**SET EXERCISE:** In full and without alteration, repeat the material.

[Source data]

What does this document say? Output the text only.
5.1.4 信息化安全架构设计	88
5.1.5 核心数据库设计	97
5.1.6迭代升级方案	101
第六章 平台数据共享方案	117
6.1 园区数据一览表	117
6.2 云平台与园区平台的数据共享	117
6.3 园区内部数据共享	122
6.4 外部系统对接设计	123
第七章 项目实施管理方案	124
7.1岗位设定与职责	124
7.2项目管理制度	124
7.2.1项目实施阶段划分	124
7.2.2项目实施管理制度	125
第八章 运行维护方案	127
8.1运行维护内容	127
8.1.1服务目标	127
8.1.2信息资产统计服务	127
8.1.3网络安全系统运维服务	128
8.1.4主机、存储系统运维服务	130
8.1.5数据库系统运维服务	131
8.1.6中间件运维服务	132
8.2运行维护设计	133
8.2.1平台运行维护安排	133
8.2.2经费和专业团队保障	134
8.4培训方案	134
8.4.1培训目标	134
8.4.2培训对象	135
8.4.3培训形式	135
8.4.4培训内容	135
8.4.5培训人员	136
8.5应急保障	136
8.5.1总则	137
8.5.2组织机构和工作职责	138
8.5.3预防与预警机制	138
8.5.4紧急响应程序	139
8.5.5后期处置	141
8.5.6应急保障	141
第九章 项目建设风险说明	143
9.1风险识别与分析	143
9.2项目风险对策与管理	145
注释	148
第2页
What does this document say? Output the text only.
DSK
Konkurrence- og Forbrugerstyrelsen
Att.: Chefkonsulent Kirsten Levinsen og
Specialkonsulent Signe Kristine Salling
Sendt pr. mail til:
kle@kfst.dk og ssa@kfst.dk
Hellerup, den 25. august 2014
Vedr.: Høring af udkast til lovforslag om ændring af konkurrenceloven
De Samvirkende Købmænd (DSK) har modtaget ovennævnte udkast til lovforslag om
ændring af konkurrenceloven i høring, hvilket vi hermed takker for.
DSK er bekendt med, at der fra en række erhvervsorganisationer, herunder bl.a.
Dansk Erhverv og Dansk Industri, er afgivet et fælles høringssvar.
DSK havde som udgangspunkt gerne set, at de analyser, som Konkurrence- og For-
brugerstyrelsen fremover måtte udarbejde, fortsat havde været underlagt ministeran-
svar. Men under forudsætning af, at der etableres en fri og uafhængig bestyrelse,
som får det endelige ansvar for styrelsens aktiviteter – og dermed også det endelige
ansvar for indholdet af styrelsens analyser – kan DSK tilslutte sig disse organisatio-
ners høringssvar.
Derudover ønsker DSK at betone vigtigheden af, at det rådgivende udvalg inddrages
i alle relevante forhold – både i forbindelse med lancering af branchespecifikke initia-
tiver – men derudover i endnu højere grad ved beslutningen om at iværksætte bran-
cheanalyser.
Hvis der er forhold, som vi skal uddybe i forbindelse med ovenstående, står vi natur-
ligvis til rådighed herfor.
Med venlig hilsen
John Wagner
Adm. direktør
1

**WORKED SOLUTION:**
What does this document say? Output the text only.
5.1.4 信息化安全架构设计	88
5.1.5 核心数据库设计	97
5.1.6迭代升级方案	101
第六章 平台数据共享方案	117
6.1 园区数据一览表	117
6.2 云平台与园区平台的数据共享	117
6.3 园区内部数据共享	122
6.4 外部系统对接设计	123
第七章 项目实施管理方案	124
7.1岗位设定与职责	124
7.2项目管理制度	124
7.2.1项目实施阶段划分	124
7.2.2项目实施管理制度	125
第八章 运行维护方案	127
8.1运行维护内容	127
8.1.1服务目标	127
8.1.2信息资产统计服务	127
8.1.3网络安全系统运维服务	128
8.1.4主机、存储系统运维服务	130
8.1.5数据库系统运维服务	131
8.1.6中间件运维服务	132
8.2运行维护设计	133
8.2.1平台运行维护安排	133
8.2.2经费和专业团队保障	134
8.4培训方案	134
8.4.1培训目标	134
8.4.2培训对象	135
8.4.3培训形式	135
8.4.4培训内容	135
8.4.5培训人员	136
8.5应急保障	136
8.5.1总则	137
8.5.2组织机构和工作职责	138
8.5.3预防与预警机制	138
8.5.4紧急响应程序	139
8.5.5后期处置	141
8.5.6应急保障	141
第九章 项目建设风险说明	143
9.1风险识别与分析	143
9.2项目风险对策与管理	145
注释	148
第2页
What does this document say? Output the text only.
DSK
Konkurrence- og Forbrugerstyrelsen
Att.: Chefkonsulent Kirsten Levinsen og
Specialkonsulent Signe Kristine Salling
Sendt pr. mail til:
kle@kfst.dk og ssa@kfst.dk
Hellerup, den 25. august 2014
Vedr.: Høring af udkast til lovforslag om ændring af konkurrenceloven
De Samvirkende Købmænd (DSK) har modtaget ovennævnte udkast til lovforslag om
ændring af konkurrenceloven i høring, hvilket vi hermed takker for.
DSK er bekendt med, at der fra en række erhvervsorganisationer, herunder bl.a.
Dansk Erhverv og Dansk Industri, er afgivet et fælles høringssvar.
DSK havde som udgangspunkt gerne set, at de analyser, som Konkurrence- og For-
brugerstyrelsen fremover måtte udarbejde, fortsat havde været underlagt ministeran-
svar. Men under forudsætning af, at der etableres en fri og uafhængig bestyrelse,
som får det endelige ansvar for styrelsens aktiviteter – og dermed også det endelige
ansvar for indholdet af styrelsens analyser – kan DSK tilslutte sig disse organisatio-
ners høringssvar.
Derudover ønsker DSK at betone vigtigheden af, at det rådgivende udvalg inddrages
i alle relevante forhold – både i forbindelse med lancering af branchespecifikke initia-
tiver – men derudover i endnu højere grad ved beslutningen om at iværksætte bran-
cheanalyser.
Hvis der er forhold, som vi skal uddybe i forbindelse med ovenstående, står vi natur-
ligvis til rådighed herfor.
Med venlig hilsen
John Wagner
Adm. direktør
1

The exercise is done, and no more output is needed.